■ **EXERCISE PROMPT**
Locate the lines of the listing below that hold "fazo", then copy each of them.

■ **RECORDS SUPPLIED**
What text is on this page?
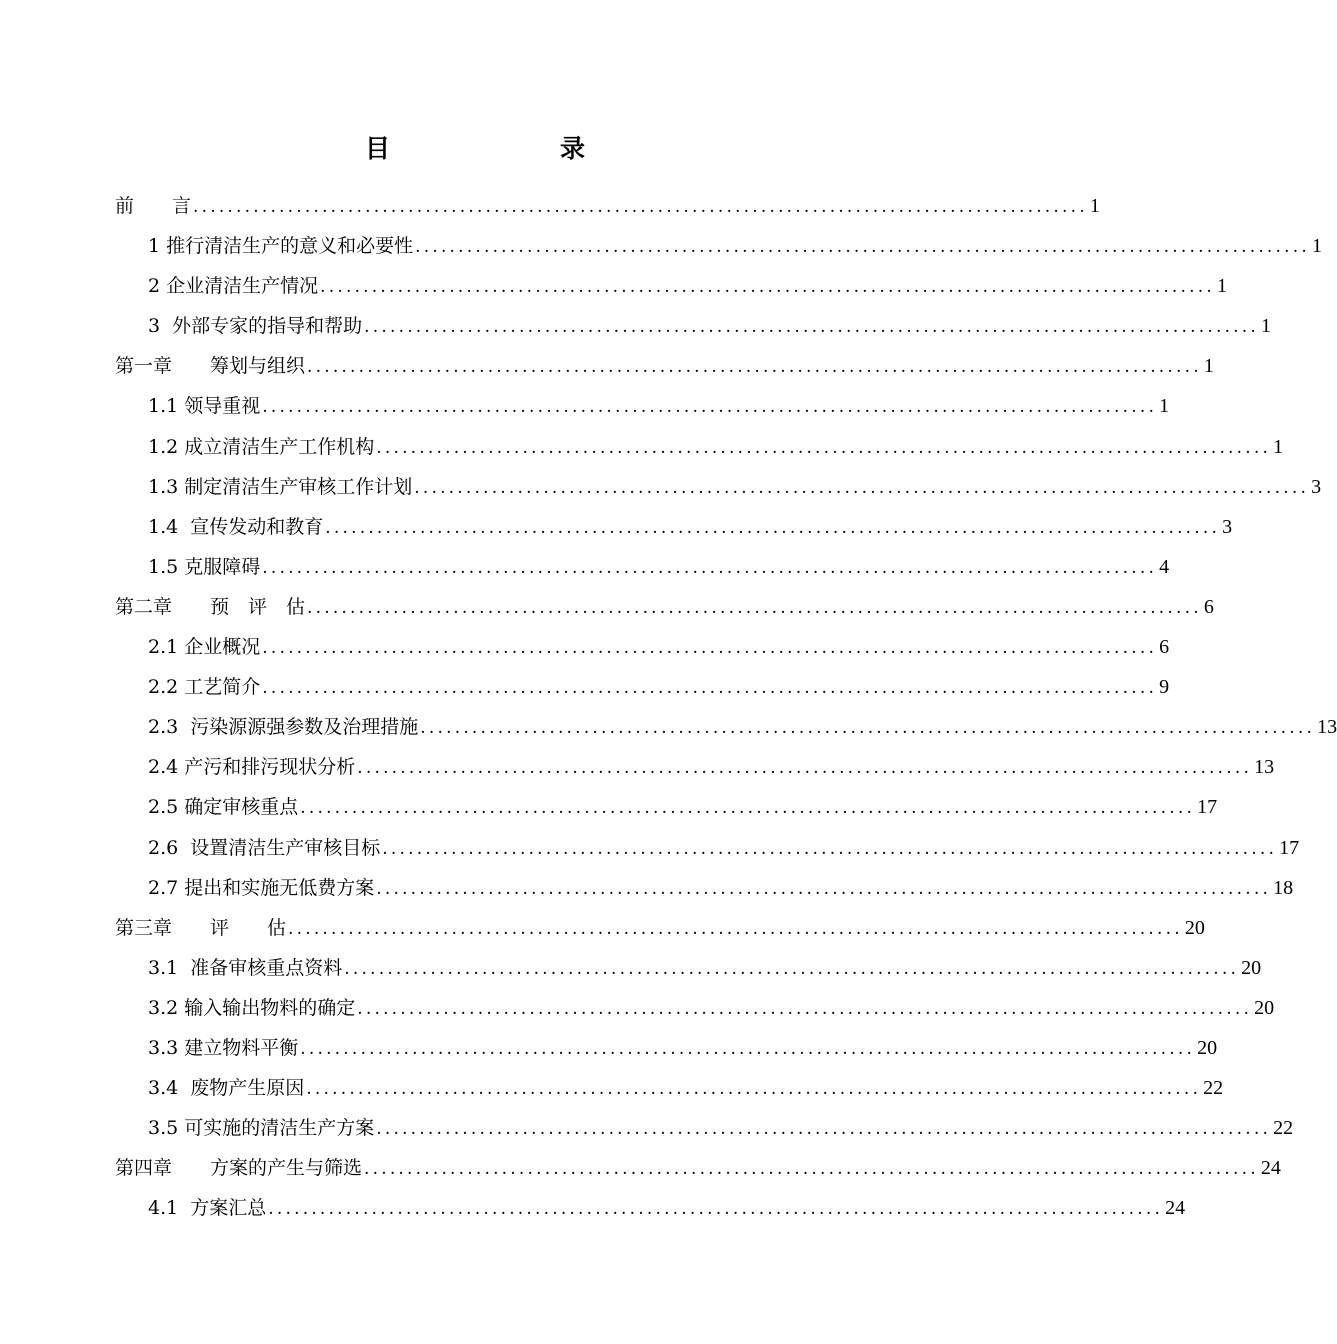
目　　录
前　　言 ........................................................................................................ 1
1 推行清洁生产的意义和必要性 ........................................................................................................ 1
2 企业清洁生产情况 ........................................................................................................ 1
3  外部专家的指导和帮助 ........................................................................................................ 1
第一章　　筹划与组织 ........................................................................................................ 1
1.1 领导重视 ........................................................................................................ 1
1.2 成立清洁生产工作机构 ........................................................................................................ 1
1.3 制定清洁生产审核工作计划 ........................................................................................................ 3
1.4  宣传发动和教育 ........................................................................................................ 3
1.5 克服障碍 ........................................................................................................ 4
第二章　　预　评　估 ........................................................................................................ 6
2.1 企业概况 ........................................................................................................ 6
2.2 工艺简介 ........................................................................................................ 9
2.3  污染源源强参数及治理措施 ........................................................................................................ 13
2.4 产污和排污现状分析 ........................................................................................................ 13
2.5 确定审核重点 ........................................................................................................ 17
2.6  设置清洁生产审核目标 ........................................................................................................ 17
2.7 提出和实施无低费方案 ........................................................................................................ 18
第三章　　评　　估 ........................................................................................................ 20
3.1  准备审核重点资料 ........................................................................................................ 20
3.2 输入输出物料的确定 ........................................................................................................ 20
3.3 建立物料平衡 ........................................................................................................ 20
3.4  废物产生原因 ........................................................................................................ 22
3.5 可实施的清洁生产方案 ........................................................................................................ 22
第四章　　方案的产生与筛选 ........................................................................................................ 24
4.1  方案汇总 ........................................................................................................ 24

...

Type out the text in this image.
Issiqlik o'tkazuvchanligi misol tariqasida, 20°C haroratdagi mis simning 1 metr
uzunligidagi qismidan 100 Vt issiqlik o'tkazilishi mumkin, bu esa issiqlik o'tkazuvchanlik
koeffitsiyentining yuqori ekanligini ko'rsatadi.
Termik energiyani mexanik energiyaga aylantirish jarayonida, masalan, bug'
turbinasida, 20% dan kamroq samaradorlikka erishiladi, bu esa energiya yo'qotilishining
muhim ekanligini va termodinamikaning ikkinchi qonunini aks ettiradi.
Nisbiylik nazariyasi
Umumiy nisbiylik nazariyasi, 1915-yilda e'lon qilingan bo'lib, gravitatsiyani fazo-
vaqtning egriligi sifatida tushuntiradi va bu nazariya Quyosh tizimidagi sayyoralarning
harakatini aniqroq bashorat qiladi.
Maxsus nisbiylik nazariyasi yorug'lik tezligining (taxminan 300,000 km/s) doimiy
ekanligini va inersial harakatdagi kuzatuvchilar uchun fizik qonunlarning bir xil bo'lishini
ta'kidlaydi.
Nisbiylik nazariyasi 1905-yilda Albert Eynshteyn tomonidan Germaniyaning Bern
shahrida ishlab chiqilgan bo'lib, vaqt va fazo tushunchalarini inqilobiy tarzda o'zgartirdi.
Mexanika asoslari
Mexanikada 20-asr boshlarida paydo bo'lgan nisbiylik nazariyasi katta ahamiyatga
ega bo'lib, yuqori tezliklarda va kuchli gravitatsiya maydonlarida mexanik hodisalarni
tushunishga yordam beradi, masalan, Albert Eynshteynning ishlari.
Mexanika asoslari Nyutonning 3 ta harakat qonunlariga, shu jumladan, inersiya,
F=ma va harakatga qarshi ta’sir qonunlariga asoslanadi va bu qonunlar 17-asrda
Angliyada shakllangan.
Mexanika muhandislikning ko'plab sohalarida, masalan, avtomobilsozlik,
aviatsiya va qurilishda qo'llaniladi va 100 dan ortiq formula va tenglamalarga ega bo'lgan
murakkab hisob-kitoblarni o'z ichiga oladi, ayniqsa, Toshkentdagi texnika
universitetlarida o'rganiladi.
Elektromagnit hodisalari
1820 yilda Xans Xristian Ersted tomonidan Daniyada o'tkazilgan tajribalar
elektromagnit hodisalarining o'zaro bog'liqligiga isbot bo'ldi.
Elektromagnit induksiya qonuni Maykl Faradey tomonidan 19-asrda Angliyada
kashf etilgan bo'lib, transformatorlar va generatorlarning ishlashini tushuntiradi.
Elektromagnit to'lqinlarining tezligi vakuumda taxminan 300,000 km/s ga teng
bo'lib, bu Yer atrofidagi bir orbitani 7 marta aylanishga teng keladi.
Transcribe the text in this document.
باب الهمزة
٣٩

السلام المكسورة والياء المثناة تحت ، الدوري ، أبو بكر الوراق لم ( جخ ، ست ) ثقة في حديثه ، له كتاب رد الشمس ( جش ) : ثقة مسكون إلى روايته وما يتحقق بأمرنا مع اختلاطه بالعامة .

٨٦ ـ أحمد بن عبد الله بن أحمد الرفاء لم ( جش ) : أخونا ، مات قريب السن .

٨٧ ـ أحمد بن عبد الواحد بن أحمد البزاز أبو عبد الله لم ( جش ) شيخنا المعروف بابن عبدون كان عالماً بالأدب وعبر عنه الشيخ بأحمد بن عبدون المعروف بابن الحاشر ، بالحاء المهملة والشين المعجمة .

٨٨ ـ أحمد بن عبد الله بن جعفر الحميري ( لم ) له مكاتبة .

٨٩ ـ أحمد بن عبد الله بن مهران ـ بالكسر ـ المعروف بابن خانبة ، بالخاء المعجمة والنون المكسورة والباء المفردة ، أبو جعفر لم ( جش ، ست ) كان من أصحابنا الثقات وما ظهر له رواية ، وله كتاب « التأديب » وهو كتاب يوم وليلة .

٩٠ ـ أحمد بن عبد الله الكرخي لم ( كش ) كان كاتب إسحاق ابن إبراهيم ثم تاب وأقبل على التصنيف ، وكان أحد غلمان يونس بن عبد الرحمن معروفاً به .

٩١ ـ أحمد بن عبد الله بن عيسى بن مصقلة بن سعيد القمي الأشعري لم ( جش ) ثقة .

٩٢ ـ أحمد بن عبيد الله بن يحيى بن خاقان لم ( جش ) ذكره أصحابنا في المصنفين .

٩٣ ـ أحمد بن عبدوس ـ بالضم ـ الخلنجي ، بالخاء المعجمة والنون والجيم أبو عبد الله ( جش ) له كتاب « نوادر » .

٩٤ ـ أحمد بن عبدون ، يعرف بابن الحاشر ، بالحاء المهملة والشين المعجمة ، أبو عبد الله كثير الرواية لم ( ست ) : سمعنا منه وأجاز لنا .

■ **THE SOLUTION**
Umumiy nisbiylik nazariyasi, 1915-yilda e'lon qilingan bo'lib, gravitatsiyani fazo-
shahrida ishlab chiqilgan bo'lib, vaqt va fazo tushunchalarini inqilobiy tarzda o'zgartirdi.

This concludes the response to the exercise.